● The task: Write the records out again exactly, leaving no images in.

** Begin Exercise material **

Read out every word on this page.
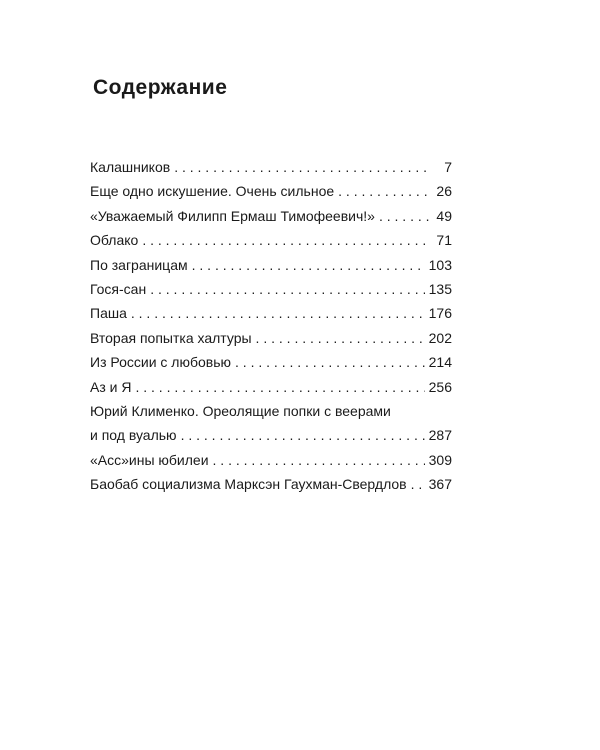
Содержание
Калашников . . .	7
Еще одно искушение. Очень сильное . . .	26
«Уважаемый Филипп Ермаш Тимофеевич!» . . .	49
Облако . . .	71
По заграницам . . .	103
Гося-сан . . .	135
Паша . . .	176
Вторая попытка халтуры . . .	202
Из России с любовью . . .	214
Аз и Я . . .	256
Юрий Клименко. Ореолящие попки с веерами
и под вуалью . . .	287
«Асс»ины юбилеи . . .	309
Баобаб социализма Марксэн Гаухман-Свердлов . . . 367
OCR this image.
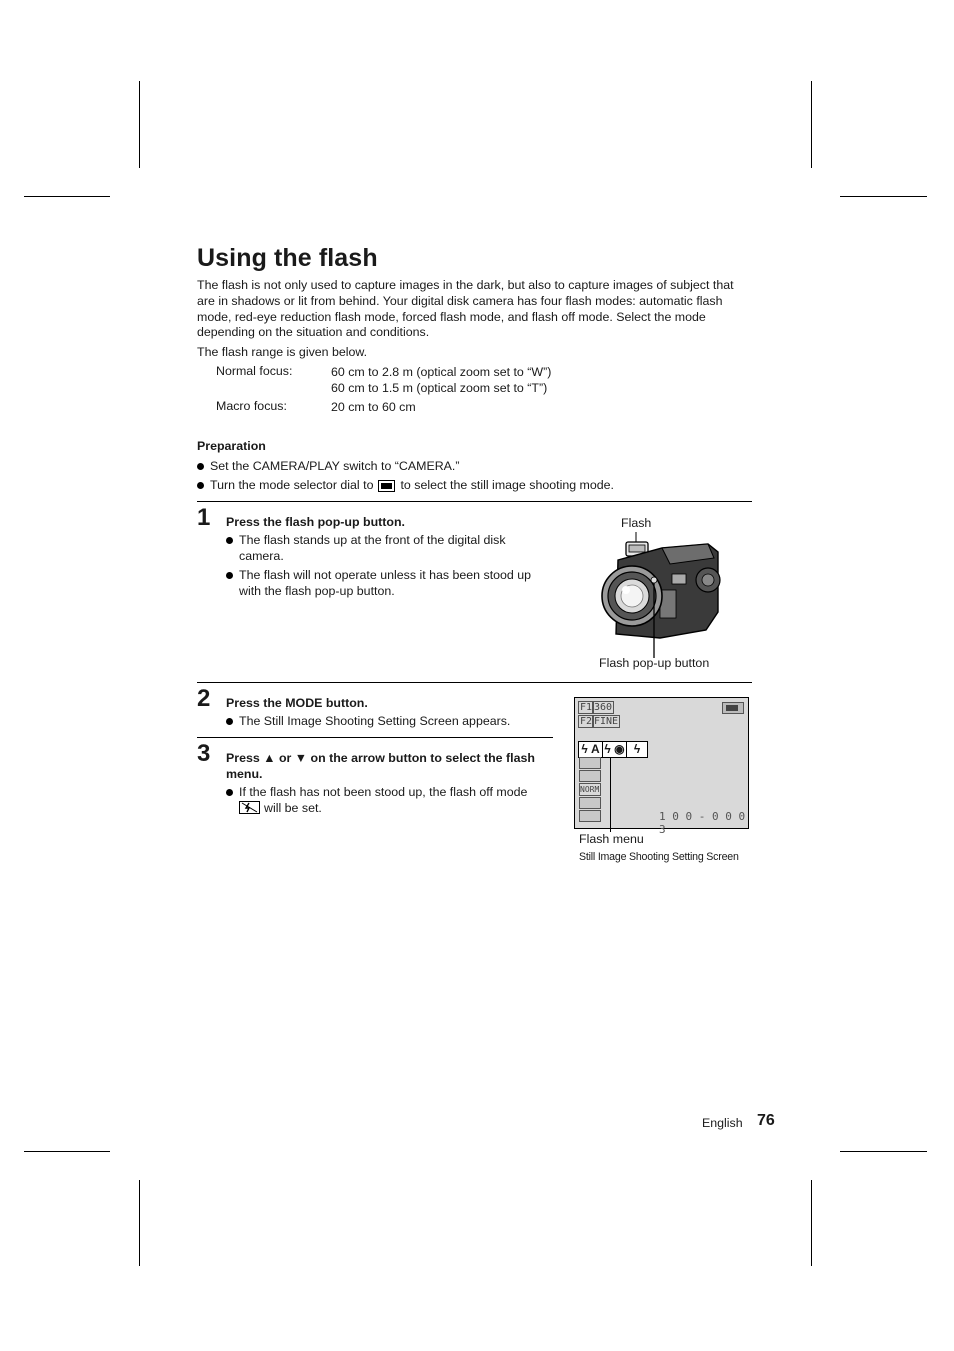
Using the flash

The flash is not only used to capture images in the dark, but also to capture images of subject that are in shadows or lit from behind. Your digital disk camera has four flash modes: automatic flash mode, red-eye reduction flash mode, forced flash mode, and flash off mode. Select the mode depending on the situation and conditions.

The flash range is given below.

Normal focus:	60 cm to 2.8 m (optical zoom set to “W”)
60 cm to 1.5 m (optical zoom set to “T”)
Macro focus:	20 cm to 60 cm
Preparation
Set the CAMERA/PLAY switch to “CAMERA.”
Turn the mode selector dial to to select the still image shooting mode.
1 Press the flash pop-up button.
The flash stands up at the front of the digital disk camera.
The flash will not operate unless it has been stood up with the flash pop-up button.
Flash
Flash pop-up button
2 Press the MODE button.
The Still Image Shooting Setting Screen appears.
3 Press ▲ or ▼ on the arrow button to select the flash
menu.
If the flash has not been stood up, the flash off mode

will be set.
F1 360
F2 FINE
ϟ A ϟ ◉ ϟ
NORM
1 0 0 - 0 0 0 3
Flash menu
Still Image Shooting Setting Screen
English 76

** End Exercise material **

● Result of this task:
Read out every word on this page.
Содержание
Калашников . . .	7
Еще одно искушение. Очень сильное . . .	26
«Уважаемый Филипп Ермаш Тимофеевич!» . . .	49
Облако . . .	71
По заграницам . . .	103
Гося-сан . . .	135
Паша . . .	176
Вторая попытка халтуры . . .	202
Из России с любовью . . .	214
Аз и Я . . .	256
Юрий Клименко. Ореолящие попки с веерами
и под вуалью . . .	287
«Асс»ины юбилеи . . .	309
Баобаб социализма Марксэн Гаухман-Свердлов . . . 367
OCR this image.
Using the flash

The flash is not only used to capture images in the dark, but also to capture images of subject that are in shadows or lit from behind. Your digital disk camera has four flash modes: automatic flash mode, red-eye reduction flash mode, forced flash mode, and flash off mode. Select the mode depending on the situation and conditions.

The flash range is given below.

Normal focus:	60 cm to 2.8 m (optical zoom set to “W”)
60 cm to 1.5 m (optical zoom set to “T”)
Macro focus:	20 cm to 60 cm
Preparation
Set the CAMERA/PLAY switch to “CAMERA.”
Turn the mode selector dial to to select the still image shooting mode.
1 Press the flash pop-up button.
The flash stands up at the front of the digital disk camera.
The flash will not operate unless it has been stood up with the flash pop-up button.
Flash
Flash pop-up button
2 Press the MODE button.
The Still Image Shooting Setting Screen appears.
3 Press ▲ or ▼ on the arrow button to select the flash
menu.
If the flash has not been stood up, the flash off mode

will be set.
F1 360
F2 FINE
ϟ A ϟ ◉ ϟ
NORM
1 0 0 - 0 0 0 3
Flash menu
Still Image Shooting Setting Screen
English 76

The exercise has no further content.